Work item:
Within the material below, find each line bearing the word "soit" and present it.

Listed entries:
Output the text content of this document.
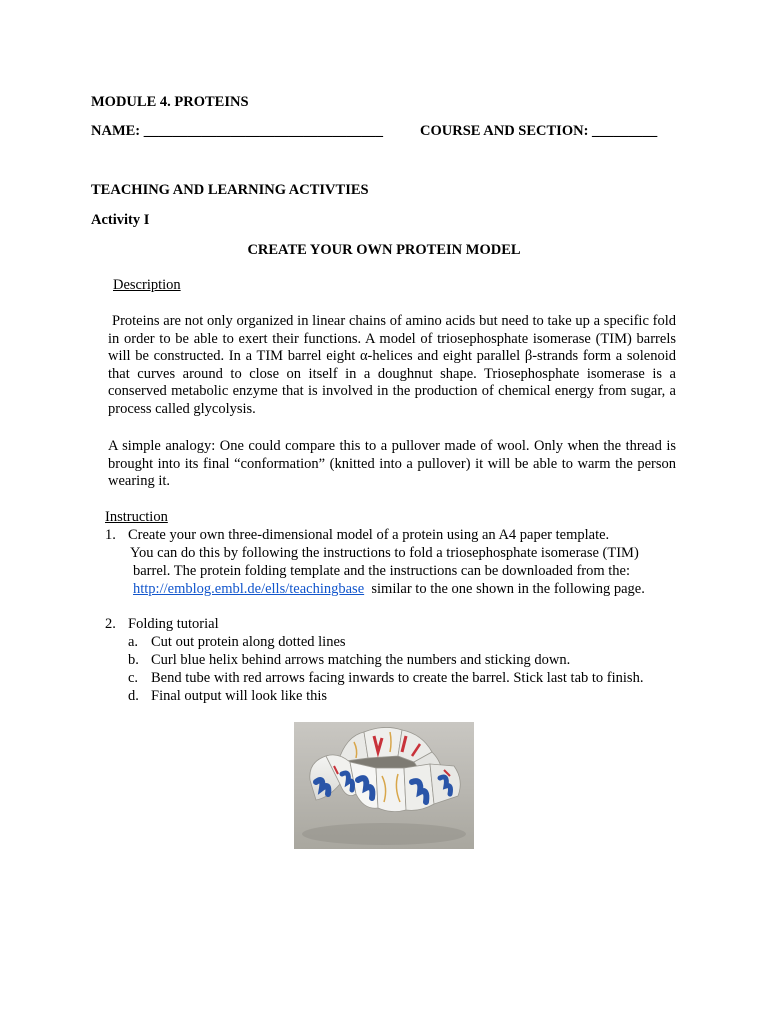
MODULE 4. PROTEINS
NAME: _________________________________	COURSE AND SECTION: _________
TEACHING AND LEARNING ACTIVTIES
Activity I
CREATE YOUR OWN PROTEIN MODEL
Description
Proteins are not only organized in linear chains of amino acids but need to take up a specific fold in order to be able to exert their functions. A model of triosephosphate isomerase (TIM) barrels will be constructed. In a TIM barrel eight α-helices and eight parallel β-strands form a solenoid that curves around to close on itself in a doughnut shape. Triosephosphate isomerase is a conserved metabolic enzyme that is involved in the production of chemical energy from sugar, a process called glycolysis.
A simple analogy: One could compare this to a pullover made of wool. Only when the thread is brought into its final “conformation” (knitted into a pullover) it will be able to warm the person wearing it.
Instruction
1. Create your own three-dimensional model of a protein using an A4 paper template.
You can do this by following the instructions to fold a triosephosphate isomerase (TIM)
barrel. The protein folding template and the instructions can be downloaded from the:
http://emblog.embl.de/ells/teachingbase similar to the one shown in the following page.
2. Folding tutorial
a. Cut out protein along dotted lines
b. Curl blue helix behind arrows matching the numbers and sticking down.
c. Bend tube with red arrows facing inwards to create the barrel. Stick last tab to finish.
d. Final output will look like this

---

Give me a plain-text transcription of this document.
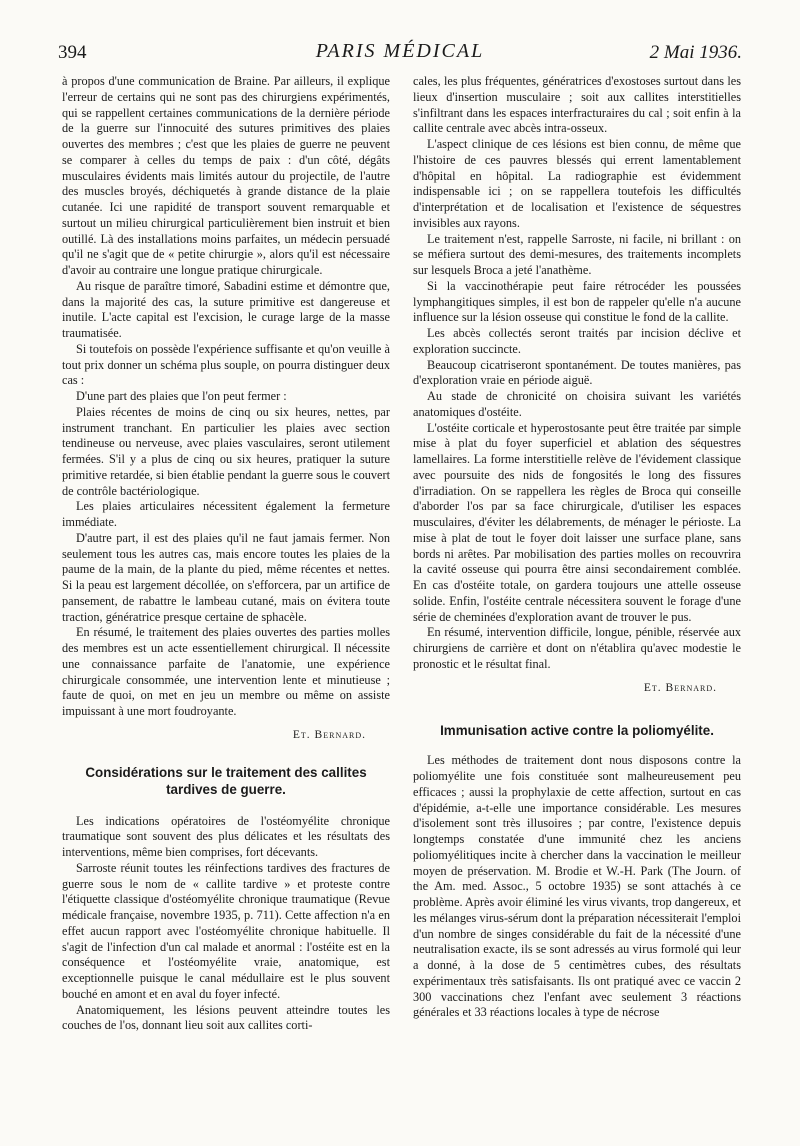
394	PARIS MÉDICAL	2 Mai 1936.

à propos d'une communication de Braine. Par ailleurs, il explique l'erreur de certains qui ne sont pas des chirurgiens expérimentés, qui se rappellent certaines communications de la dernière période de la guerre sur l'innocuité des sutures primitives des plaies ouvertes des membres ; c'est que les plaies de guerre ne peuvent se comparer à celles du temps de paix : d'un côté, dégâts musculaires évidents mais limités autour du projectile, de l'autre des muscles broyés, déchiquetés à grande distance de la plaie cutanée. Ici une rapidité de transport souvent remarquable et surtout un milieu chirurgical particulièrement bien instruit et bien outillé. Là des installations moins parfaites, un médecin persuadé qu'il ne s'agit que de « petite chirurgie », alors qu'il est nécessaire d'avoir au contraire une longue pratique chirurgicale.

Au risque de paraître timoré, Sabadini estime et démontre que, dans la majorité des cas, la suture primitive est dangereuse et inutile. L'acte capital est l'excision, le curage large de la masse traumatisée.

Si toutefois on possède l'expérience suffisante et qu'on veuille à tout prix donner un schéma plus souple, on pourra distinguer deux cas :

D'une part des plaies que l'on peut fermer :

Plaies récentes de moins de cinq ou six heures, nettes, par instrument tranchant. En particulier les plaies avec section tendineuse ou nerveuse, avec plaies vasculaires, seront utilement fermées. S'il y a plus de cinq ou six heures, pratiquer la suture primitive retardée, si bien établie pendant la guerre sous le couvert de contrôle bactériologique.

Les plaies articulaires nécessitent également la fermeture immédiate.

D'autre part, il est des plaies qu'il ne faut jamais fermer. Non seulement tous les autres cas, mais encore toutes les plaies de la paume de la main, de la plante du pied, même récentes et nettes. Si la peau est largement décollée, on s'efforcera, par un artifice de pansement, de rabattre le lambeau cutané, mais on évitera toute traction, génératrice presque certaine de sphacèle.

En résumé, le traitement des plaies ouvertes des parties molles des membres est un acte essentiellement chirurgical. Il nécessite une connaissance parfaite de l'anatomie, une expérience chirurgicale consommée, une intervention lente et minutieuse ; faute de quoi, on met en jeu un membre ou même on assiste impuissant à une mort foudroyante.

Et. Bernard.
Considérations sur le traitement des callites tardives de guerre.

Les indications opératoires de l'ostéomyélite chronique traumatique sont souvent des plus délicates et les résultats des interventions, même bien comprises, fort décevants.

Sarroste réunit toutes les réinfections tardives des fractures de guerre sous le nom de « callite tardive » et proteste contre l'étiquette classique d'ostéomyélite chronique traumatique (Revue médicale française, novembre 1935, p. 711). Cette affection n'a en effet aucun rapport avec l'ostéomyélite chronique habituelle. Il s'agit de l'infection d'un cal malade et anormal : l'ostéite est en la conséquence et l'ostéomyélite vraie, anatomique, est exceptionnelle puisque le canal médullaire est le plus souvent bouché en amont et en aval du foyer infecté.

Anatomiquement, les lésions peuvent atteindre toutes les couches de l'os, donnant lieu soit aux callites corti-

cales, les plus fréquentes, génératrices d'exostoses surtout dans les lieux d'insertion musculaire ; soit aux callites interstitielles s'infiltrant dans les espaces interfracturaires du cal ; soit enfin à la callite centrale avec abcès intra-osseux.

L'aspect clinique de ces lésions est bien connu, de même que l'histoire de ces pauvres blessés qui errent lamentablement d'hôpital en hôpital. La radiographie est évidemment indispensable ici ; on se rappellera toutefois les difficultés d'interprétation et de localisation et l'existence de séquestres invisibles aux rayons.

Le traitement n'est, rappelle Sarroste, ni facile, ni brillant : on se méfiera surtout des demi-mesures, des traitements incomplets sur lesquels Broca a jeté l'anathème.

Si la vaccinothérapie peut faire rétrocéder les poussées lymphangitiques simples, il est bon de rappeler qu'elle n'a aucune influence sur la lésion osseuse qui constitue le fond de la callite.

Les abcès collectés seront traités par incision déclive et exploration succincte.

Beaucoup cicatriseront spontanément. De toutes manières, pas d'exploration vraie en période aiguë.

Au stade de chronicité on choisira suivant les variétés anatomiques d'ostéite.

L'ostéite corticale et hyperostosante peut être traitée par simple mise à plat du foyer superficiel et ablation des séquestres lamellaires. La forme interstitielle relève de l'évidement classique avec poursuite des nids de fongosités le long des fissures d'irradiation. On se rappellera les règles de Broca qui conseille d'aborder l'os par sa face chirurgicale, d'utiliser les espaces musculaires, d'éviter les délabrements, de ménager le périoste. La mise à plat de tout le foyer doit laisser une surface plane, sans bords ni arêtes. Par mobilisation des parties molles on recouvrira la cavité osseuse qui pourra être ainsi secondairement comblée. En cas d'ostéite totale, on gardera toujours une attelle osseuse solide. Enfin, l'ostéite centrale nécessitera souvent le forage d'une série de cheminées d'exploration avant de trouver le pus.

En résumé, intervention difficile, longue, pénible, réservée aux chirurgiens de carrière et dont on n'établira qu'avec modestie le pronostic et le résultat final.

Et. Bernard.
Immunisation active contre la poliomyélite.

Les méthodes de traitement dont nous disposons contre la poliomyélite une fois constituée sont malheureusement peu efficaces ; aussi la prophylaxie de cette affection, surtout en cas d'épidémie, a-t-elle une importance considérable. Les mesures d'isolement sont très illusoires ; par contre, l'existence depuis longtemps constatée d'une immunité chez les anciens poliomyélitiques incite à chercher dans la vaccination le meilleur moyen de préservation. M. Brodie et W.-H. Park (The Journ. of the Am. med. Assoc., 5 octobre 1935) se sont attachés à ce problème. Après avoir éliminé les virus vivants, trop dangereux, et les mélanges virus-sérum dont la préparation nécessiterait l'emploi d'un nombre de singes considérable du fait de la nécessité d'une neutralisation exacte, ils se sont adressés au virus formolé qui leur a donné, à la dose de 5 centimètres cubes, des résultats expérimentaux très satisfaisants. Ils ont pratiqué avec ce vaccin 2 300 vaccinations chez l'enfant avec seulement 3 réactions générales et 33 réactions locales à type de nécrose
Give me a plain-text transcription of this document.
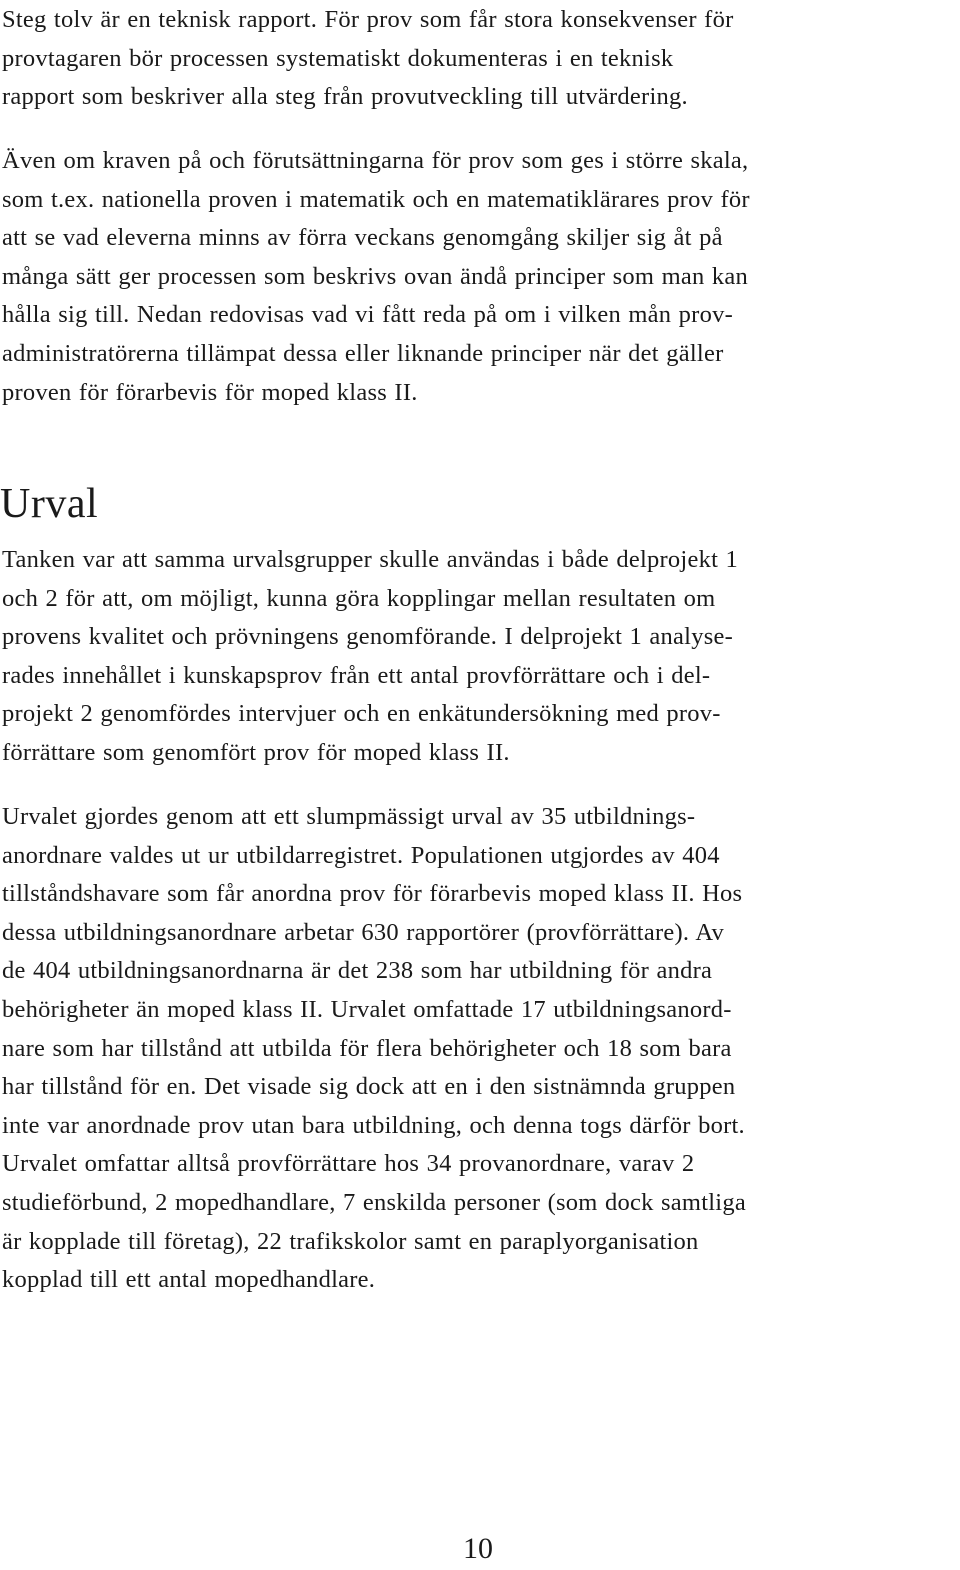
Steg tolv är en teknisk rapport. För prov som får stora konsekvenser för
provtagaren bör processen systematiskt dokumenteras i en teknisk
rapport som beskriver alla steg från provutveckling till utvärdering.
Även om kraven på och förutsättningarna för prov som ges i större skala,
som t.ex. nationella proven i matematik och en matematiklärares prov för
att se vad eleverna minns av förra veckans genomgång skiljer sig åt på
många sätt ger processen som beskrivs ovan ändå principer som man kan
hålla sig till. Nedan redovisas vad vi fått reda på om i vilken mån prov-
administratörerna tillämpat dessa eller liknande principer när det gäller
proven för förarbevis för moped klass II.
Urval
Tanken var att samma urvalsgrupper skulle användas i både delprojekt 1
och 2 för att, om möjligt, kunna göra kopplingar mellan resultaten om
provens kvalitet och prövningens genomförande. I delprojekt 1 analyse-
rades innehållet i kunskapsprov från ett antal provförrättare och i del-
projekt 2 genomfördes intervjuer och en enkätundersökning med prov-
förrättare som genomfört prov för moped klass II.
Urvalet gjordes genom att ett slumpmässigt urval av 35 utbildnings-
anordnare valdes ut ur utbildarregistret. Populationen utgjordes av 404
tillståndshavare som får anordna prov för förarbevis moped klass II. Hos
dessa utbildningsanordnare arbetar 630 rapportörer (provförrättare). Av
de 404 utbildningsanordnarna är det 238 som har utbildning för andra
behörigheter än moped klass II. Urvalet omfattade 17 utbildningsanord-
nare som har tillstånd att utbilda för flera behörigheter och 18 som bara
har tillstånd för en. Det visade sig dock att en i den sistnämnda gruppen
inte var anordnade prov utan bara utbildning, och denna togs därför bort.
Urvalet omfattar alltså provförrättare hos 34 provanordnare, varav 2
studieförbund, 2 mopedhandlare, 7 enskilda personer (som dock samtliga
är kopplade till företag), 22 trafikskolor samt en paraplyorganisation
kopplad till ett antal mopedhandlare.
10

Problem solution:
Anatomiquement, les lésions peuvent atteindre toutes les couches de l'os, donnant lieu soit aux callites corti-
cales, les plus fréquentes, génératrices d'exostoses surtout dans les lieux d'insertion musculaire ; soit aux callites interstitielles s'infiltrant dans les espaces interfracturaires du cal ; soit enfin à la callite centrale avec abcès intra-osseux.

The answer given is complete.